WORK ITEM
Output the listing below exactly, minus its images.

—————

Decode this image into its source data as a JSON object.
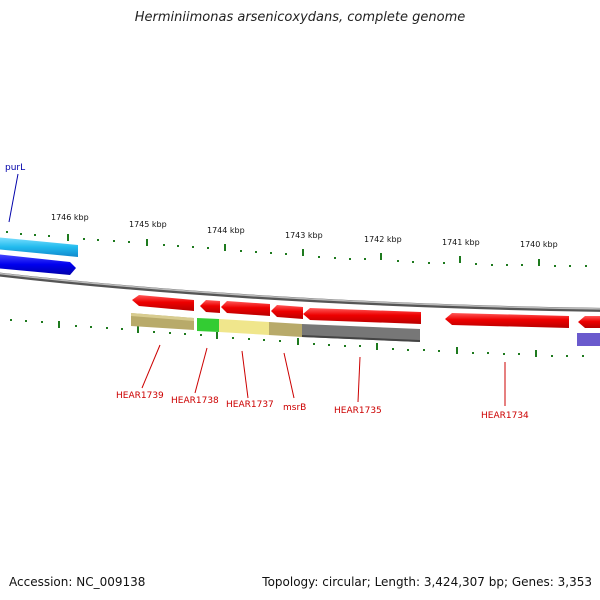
{
  "title": "Herminiimonas arsenicoxydans, complete genome",
  "ticks": [
    "1746 kbp",
    "1745 kbp",
    "1744 kbp",
    "1743 kbp",
    "1742 kbp",
    "1741 kbp",
    "1740 kbp"
  ],
  "genes": [
    {
      "label": "purL",
      "color": "#0000aa"
    },
    {
      "label": "HEAR1739",
      "color": "#cc0000"
    },
    {
      "label": "HEAR1738",
      "color": "#cc0000"
    },
    {
      "label": "HEAR1737",
      "color": "#cc0000"
    },
    {
      "label": "msrB",
      "color": "#cc0000"
    },
    {
      "label": "HEAR1735",
      "color": "#cc0000"
    },
    {
      "label": "HEAR1734",
      "color": "#cc0000"
    }
  ],
  "footer": {
    "accession_label": "Accession:",
    "accession": "NC_009138",
    "topology_label": "Topology:",
    "topology": "circular",
    "length_label": "Length:",
    "length": "3,424,307 bp",
    "genes_label": "Genes:",
    "genes_count": "3,353"
  },
  "colors": {
    "forward_gene": "#ee0000",
    "reverse_gene": "#0000ee",
    "cyan_gene": "#22bbee",
    "backbone": "#888888",
    "tick": "#228822",
    "label_line": "#cc0000"
  }
}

—————

TASK ANSWER
Decode this image into its source data as a JSON object.
{
  "title": "Herminiimonas arsenicoxydans, complete genome",
  "ticks": [
    "1746 kbp",
    "1745 kbp",
    "1744 kbp",
    "1743 kbp",
    "1742 kbp",
    "1741 kbp",
    "1740 kbp"
  ],
  "genes": [
    {
      "label": "purL",
      "color": "#0000aa"
    },
    {
      "label": "HEAR1739",
      "color": "#cc0000"
    },
    {
      "label": "HEAR1738",
      "color": "#cc0000"
    },
    {
      "label": "HEAR1737",
      "color": "#cc0000"
    },
    {
      "label": "msrB",
      "color": "#cc0000"
    },
    {
      "label": "HEAR1735",
      "color": "#cc0000"
    },
    {
      "label": "HEAR1734",
      "color": "#cc0000"
    }
  ],
  "footer": {
    "accession_label": "Accession:",
    "accession": "NC_009138",
    "topology_label": "Topology:",
    "topology": "circular",
    "length_label": "Length:",
    "length": "3,424,307 bp",
    "genes_label": "Genes:",
    "genes_count": "3,353"
  },
  "colors": {
    "forward_gene": "#ee0000",
    "reverse_gene": "#0000ee",
    "cyan_gene": "#22bbee",
    "backbone": "#888888",
    "tick": "#228822",
    "label_line": "#cc0000"
  }
}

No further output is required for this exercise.